Exercise task:
Copy each line below in which the string "hospitalisés" occurs.

Entries:
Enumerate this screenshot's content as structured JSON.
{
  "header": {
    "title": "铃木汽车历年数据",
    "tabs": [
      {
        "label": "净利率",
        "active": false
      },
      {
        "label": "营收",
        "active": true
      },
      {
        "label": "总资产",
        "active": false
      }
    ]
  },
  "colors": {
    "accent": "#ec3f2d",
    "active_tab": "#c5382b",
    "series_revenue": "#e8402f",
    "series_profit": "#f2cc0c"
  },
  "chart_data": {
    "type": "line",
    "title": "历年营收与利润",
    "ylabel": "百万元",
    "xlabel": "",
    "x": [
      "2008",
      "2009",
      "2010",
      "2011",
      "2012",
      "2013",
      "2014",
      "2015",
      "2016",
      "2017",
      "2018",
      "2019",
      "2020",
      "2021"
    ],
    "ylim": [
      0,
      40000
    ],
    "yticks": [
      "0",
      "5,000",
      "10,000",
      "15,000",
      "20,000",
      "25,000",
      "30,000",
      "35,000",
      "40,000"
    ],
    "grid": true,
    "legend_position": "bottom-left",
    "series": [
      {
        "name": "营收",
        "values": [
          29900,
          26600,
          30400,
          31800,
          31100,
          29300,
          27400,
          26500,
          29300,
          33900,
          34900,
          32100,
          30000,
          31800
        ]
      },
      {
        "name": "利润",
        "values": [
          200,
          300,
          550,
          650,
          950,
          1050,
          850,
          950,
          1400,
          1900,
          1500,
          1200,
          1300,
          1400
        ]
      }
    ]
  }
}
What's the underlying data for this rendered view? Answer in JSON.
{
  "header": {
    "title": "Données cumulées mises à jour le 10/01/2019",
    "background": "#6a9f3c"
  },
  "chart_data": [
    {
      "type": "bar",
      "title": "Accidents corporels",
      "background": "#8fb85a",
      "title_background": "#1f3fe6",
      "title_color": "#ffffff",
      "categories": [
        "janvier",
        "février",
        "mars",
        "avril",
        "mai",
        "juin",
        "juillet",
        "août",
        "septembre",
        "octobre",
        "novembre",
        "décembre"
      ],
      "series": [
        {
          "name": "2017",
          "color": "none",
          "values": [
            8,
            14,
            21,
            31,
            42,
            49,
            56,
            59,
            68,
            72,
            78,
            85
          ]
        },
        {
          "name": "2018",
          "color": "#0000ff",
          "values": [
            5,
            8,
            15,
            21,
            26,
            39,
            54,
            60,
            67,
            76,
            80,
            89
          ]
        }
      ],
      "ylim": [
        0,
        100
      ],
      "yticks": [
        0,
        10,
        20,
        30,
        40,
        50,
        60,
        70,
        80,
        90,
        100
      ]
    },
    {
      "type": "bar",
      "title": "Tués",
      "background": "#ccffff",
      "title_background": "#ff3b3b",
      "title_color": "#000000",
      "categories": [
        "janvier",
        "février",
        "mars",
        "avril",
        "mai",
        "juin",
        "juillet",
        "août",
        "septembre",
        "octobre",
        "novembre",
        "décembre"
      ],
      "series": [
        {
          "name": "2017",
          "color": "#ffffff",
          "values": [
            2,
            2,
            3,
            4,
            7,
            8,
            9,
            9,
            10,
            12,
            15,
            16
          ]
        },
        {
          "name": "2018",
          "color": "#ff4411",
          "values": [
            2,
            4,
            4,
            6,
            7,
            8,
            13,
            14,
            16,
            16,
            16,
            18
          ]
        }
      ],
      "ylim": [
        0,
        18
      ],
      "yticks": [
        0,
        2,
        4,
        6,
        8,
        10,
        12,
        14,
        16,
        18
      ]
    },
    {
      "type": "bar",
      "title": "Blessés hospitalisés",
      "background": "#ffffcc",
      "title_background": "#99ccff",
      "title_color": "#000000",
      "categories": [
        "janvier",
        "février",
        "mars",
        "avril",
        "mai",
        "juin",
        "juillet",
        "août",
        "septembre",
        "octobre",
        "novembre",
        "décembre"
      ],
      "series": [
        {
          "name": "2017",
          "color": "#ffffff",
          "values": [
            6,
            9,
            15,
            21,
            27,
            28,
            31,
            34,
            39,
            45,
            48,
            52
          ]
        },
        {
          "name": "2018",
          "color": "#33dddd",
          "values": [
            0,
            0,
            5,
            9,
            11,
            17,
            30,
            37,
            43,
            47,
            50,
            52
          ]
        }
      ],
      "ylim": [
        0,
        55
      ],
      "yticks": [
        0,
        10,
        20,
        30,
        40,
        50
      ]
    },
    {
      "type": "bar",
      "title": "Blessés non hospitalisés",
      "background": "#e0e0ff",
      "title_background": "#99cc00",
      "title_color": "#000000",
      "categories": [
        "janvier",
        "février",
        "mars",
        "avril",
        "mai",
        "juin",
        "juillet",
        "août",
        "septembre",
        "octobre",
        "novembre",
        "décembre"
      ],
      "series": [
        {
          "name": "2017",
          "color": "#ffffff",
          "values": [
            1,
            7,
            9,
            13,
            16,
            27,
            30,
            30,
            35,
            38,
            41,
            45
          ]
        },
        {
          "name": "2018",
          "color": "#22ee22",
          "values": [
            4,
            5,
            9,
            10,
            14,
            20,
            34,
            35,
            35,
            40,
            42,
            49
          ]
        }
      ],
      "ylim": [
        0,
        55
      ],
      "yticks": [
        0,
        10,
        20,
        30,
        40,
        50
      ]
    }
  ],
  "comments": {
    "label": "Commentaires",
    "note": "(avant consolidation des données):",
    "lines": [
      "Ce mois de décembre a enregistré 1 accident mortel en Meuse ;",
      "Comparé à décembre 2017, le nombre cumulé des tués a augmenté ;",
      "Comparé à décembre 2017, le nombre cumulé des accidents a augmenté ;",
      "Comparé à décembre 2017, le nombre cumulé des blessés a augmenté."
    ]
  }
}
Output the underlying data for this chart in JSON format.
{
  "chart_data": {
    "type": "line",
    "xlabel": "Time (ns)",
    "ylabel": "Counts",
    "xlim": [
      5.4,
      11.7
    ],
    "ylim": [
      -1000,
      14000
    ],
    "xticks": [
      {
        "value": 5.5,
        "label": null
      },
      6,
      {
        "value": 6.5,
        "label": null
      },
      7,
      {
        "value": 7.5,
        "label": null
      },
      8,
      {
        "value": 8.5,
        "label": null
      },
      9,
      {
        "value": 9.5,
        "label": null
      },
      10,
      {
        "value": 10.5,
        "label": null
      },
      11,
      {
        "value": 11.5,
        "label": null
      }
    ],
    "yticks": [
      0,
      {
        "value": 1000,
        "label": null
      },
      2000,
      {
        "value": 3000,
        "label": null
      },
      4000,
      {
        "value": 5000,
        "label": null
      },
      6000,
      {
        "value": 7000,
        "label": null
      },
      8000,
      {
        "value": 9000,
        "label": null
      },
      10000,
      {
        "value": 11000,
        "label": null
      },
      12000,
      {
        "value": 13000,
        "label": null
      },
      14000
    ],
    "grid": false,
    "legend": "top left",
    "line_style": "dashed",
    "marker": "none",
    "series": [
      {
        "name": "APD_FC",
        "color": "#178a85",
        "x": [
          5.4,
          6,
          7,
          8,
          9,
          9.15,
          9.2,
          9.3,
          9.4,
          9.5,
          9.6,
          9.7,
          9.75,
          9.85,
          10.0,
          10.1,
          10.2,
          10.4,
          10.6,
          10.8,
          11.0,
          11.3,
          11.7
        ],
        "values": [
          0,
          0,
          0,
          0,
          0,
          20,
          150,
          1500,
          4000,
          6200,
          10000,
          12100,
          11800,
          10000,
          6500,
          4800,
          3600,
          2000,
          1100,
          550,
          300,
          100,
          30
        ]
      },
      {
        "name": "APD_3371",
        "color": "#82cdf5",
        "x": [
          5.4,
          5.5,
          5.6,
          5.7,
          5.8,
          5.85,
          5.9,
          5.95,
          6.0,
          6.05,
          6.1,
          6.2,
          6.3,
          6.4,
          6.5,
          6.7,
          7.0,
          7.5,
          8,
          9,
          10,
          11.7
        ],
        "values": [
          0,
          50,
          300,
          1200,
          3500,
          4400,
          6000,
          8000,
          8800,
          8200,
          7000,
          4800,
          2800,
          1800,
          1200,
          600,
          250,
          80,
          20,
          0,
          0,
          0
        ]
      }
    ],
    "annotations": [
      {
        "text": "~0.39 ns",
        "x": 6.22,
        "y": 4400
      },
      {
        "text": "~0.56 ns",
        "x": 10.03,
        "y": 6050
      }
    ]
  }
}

Answer to the exercise:
      "title": "Blessés hospitalisés",
      "title": "Blessés non hospitalisés",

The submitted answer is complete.